> [The request]:
In your copy, reproduce the entries exactly as they are, minus the images.
(begin)
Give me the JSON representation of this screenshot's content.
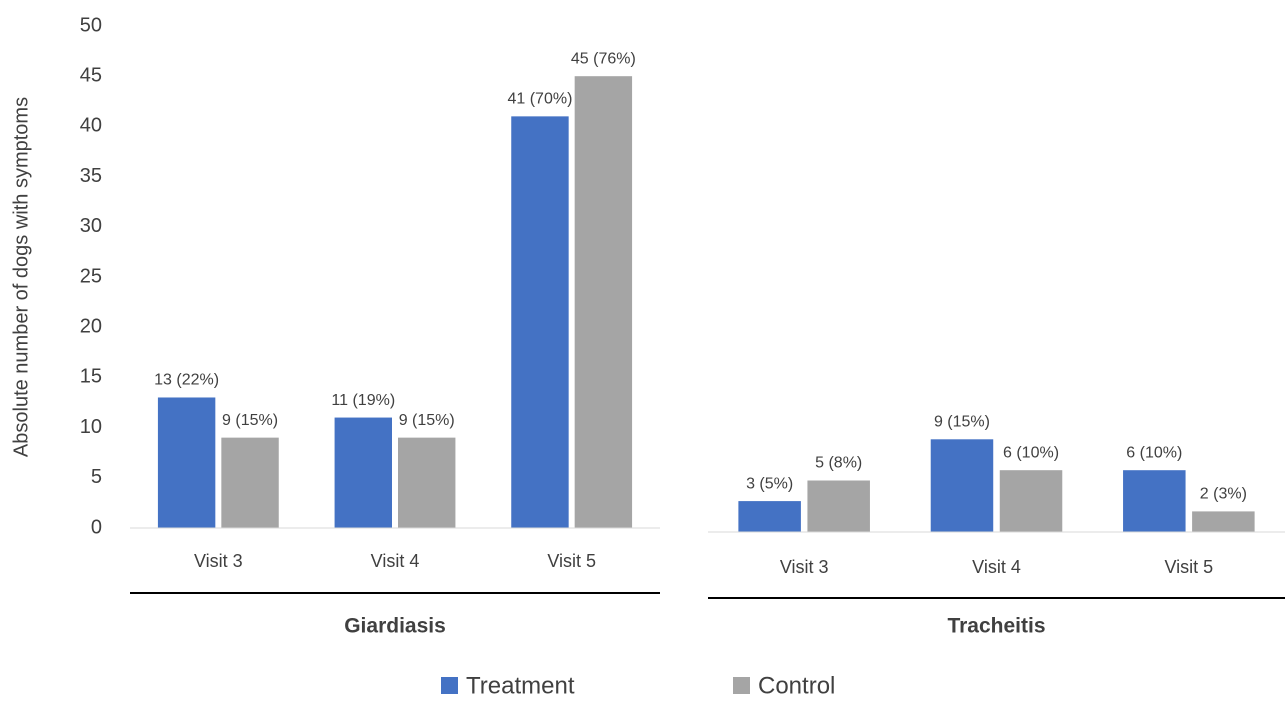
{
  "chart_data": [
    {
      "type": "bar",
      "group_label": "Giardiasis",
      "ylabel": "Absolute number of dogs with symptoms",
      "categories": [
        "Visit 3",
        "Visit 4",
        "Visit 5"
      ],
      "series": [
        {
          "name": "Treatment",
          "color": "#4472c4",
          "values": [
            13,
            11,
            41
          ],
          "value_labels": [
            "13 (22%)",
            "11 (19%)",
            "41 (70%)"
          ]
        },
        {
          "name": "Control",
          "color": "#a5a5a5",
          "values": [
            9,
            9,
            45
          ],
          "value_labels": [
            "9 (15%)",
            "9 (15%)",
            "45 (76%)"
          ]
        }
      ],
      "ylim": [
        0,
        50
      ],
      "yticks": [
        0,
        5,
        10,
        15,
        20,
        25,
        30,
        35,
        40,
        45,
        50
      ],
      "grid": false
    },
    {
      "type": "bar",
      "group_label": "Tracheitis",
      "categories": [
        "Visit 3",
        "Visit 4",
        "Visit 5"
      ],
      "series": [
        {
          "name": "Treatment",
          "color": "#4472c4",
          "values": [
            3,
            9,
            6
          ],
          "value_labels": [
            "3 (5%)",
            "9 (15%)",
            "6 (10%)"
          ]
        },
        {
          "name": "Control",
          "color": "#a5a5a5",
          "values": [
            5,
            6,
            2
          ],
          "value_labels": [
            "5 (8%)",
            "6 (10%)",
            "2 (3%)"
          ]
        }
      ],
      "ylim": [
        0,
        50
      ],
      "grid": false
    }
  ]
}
(end)
> [Response to the task]:
Give me the JSON representation of this screenshot's content.
{
  "chart_data": [
    {
      "type": "bar",
      "group_label": "Giardiasis",
      "ylabel": "Absolute number of dogs with symptoms",
      "categories": [
        "Visit 3",
        "Visit 4",
        "Visit 5"
      ],
      "series": [
        {
          "name": "Treatment",
          "color": "#4472c4",
          "values": [
            13,
            11,
            41
          ],
          "value_labels": [
            "13 (22%)",
            "11 (19%)",
            "41 (70%)"
          ]
        },
        {
          "name": "Control",
          "color": "#a5a5a5",
          "values": [
            9,
            9,
            45
          ],
          "value_labels": [
            "9 (15%)",
            "9 (15%)",
            "45 (76%)"
          ]
        }
      ],
      "ylim": [
        0,
        50
      ],
      "yticks": [
        0,
        5,
        10,
        15,
        20,
        25,
        30,
        35,
        40,
        45,
        50
      ],
      "grid": false
    },
    {
      "type": "bar",
      "group_label": "Tracheitis",
      "categories": [
        "Visit 3",
        "Visit 4",
        "Visit 5"
      ],
      "series": [
        {
          "name": "Treatment",
          "color": "#4472c4",
          "values": [
            3,
            9,
            6
          ],
          "value_labels": [
            "3 (5%)",
            "9 (15%)",
            "6 (10%)"
          ]
        },
        {
          "name": "Control",
          "color": "#a5a5a5",
          "values": [
            5,
            6,
            2
          ],
          "value_labels": [
            "5 (8%)",
            "6 (10%)",
            "2 (3%)"
          ]
        }
      ],
      "ylim": [
        0,
        50
      ],
      "grid": false
    }
  ]
}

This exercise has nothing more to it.